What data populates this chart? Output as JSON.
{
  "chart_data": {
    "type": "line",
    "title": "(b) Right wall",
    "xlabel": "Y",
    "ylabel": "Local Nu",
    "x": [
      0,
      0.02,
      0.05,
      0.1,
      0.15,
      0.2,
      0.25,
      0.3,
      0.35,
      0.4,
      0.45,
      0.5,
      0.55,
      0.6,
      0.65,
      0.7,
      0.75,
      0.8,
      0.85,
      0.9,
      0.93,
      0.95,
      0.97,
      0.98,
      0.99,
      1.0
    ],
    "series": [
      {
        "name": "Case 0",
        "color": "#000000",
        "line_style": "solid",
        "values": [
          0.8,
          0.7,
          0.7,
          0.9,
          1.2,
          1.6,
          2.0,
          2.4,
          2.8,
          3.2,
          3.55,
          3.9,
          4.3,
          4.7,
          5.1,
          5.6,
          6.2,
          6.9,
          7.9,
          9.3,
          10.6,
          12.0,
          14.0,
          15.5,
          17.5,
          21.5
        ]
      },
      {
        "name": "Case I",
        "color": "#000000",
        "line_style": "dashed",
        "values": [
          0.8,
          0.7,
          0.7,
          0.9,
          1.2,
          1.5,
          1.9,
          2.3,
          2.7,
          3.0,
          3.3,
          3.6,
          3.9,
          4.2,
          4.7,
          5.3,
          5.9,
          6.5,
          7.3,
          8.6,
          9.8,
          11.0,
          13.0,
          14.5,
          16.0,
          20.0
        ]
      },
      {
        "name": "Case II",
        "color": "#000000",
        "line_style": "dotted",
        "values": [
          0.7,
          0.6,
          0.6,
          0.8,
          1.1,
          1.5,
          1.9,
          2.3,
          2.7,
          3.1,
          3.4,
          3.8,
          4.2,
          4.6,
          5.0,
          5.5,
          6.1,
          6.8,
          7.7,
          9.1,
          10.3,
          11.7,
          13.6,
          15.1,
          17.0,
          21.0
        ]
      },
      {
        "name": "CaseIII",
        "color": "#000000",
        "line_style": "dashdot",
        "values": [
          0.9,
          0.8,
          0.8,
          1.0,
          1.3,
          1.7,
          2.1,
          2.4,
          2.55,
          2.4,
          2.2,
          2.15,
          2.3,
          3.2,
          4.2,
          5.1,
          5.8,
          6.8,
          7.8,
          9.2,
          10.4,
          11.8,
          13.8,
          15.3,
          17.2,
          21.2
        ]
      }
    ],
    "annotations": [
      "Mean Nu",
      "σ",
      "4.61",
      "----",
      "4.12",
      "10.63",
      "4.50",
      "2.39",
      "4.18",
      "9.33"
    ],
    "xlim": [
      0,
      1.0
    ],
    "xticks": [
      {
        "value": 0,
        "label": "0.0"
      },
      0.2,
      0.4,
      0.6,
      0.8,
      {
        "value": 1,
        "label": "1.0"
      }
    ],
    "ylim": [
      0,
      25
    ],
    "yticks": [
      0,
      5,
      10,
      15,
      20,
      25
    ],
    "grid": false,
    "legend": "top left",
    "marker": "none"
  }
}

========

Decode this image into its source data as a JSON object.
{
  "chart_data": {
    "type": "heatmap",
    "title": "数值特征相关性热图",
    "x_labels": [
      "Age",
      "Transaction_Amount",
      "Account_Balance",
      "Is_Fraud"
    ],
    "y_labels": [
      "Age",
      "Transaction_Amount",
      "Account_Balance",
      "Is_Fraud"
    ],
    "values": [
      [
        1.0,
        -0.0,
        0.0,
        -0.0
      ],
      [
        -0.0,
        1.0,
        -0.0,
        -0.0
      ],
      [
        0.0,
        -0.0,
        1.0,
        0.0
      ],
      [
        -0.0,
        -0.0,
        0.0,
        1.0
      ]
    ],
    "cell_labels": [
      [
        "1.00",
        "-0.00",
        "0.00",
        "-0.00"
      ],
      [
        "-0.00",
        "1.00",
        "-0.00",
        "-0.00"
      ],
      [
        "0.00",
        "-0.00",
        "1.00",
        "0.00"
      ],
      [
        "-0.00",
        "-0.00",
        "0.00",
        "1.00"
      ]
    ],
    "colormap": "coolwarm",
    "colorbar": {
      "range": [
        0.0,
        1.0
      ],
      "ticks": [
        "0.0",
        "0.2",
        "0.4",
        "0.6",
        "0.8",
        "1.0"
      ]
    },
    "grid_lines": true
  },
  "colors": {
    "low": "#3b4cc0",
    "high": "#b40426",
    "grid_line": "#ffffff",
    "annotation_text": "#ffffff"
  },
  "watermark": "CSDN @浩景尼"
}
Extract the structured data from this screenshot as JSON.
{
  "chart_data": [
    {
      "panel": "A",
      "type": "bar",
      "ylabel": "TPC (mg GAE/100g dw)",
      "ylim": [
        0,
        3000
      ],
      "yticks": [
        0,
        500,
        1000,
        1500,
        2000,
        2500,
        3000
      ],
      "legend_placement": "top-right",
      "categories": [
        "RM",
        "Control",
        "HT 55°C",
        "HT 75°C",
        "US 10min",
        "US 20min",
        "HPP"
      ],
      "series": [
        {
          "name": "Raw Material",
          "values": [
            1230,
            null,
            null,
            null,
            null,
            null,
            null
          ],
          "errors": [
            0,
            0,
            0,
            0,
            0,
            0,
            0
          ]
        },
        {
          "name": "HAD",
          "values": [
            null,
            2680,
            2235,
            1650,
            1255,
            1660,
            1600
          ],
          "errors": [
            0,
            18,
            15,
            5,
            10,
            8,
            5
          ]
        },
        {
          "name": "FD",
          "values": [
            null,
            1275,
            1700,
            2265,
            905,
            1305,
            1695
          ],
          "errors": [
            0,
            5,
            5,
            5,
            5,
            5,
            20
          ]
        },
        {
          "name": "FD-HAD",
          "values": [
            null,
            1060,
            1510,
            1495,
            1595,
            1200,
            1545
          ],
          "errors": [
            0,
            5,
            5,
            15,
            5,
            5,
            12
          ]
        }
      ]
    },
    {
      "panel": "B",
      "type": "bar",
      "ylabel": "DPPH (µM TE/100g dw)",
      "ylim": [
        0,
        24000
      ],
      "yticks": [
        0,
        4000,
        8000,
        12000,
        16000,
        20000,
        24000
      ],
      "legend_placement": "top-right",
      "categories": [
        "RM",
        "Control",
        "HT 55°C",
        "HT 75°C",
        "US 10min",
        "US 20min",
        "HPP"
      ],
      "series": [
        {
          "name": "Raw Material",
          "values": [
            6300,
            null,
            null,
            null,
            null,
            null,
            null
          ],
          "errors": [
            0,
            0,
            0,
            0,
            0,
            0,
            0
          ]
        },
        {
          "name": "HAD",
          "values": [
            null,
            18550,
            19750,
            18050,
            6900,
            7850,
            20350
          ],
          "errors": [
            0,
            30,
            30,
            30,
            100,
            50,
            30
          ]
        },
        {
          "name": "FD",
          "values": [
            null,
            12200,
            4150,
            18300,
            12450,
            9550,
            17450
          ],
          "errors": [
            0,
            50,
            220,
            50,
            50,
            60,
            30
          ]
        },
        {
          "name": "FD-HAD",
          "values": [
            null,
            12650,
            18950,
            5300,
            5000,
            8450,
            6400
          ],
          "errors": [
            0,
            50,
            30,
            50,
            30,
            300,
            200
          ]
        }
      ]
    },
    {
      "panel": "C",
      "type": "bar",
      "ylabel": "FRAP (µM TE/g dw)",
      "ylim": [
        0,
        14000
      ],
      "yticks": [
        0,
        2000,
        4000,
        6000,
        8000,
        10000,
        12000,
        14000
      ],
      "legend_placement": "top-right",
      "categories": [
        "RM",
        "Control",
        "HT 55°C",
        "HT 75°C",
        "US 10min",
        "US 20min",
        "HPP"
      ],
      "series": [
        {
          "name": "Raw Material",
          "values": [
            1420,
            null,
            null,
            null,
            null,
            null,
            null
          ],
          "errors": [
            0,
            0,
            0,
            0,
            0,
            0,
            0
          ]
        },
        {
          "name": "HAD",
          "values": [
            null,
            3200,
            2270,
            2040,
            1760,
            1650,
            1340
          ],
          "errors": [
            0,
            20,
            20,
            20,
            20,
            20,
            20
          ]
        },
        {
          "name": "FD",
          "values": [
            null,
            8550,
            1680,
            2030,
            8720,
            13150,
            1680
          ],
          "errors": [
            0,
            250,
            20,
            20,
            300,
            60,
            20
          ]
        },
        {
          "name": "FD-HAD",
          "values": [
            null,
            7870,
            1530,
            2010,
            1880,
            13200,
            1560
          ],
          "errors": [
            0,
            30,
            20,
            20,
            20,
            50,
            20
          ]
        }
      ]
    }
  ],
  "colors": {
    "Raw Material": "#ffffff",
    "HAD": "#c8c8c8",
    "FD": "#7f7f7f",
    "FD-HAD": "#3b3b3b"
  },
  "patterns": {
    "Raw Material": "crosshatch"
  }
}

========

What is being asked:
Pick out each line above that includes "ylabel" and show it.

Solution for this task:
    "ylabel": "Local Nu",
      "ylabel": "TPC (mg GAE/100g dw)",
      "ylabel": "DPPH (µM TE/100g dw)",
      "ylabel": "FRAP (µM TE/g dw)",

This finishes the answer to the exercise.